To be done:
1) From the text on electricity generation and demand, pull out word for word the part that opens with the words containing "2.1 Electricity generation" and closes with "(Table A1, ESI).".
2) Continue the passage on renewable electricity generation and demand, picking up after its last sentence.

2.1 Electricity generation and demand

A fully renewable electricity mix is considered, which is composed of hydro power technologies, such as run-of-river and water reservoirs, offshore and onshore wind generation, and solar photovoltaics. Hourly generation profiles are constructed for each resource using 2022 as a reference year. The hourly data are fetched from the ENTSO-E public API4 for each European country and validated (or if needed adjusted), using the annual cumulative generation provided by Eurostat40 and the Swiss Federal Office of Energy (SFOE)41–43 for the same year (Table A1, ESI).

The currently installed capacities per production type are mostly obtained from the aggregated values of the ENTSO-E database.44 Alternative data sources43,45–65 are used whenever the installed capacities are either inaccurate or not available from ENTSO-E. Moreover, generation shares40 are used to exclude pumped hydro storage from the aggregated capacities, and in the case of Italy66 and France67 to estimate the total installed generation of run-of-river facilities. The current capacities of each hydro power resource in Switzerland are calculated using the data published by the SFOE41 (Table A2, ESI).

Stored data:
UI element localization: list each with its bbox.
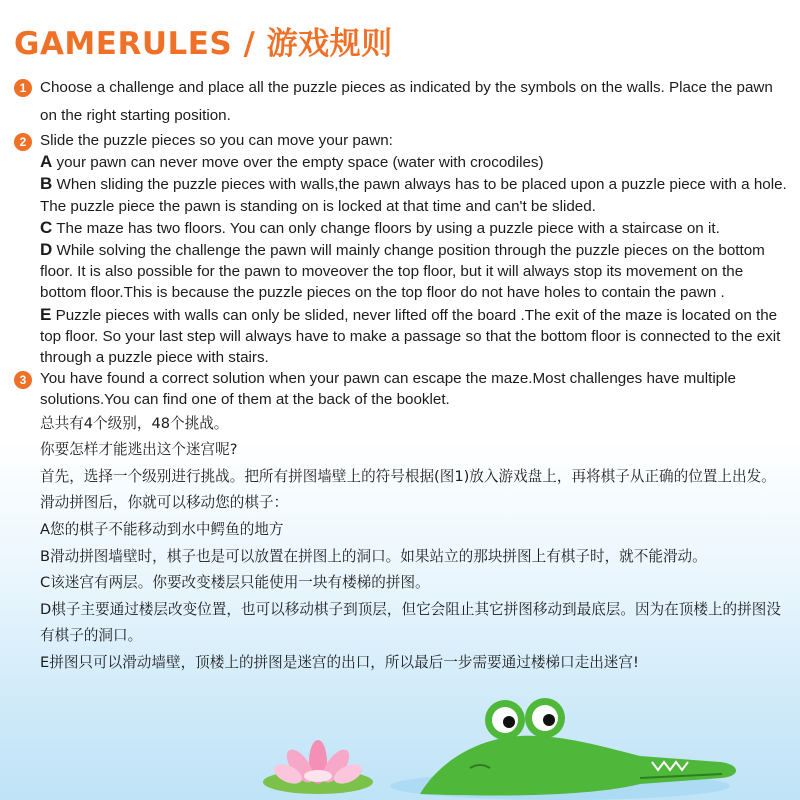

Answers for the exercise:
1)
2.1 Electricity generation and demand

A fully renewable electricity mix is considered, which is composed of hydro power technologies, such as run-of-river and water reservoirs, offshore and onshore wind generation, and solar photovoltaics. Hourly generation profiles are constructed for each resource using 2022 as a reference year. The hourly data are fetched from the ENTSO-E public API4 for each European country and validated (or if needed adjusted), using the annual cumulative generation provided by Eurostat40 and the Swiss Federal Office of Energy (SFOE)41–43 for the same year (Table A1, ESI).

2)
The generation profiles are further validated by comparing the calculated capacity factors to the average values observed in the reviewed literature.68,69 Whenever the annual average capacity factor of a technology falls outside the validity range, a correction factor is applied to the generation profile to ensure consistency with the literature (Table A3, ESI).

Renewable energy potentials. Renewable energy potentials at national level were retrieved from the open ENSPRESO database70 for solar (rooftops and facades with 100% artificial and 3% non-artificial land) and wind resources. For hydro, Bodis et al.71 together with studies carried out by the European Commission72,73 were used. The former considers GIS-based land restriction, geo-spatial wind speed and irradiation data, and the maximum electricity production from renewable sources was derived considering EU-wide low restrictions, such as low setback distance for wind turbines (Table A4, ESI).

Although the potential of photovoltaic and offshore wind are non-zero in some countries, their penetration in the current mix may be zero due to a lack of adoption. Hourly generation data are not available in such cases, therefore average solar and wind offshore profiles are used to account for future installations of these two technologies. Such profiles are constructed aggregating all normalised generations of the European countries where solar and offshore wind are currently installed.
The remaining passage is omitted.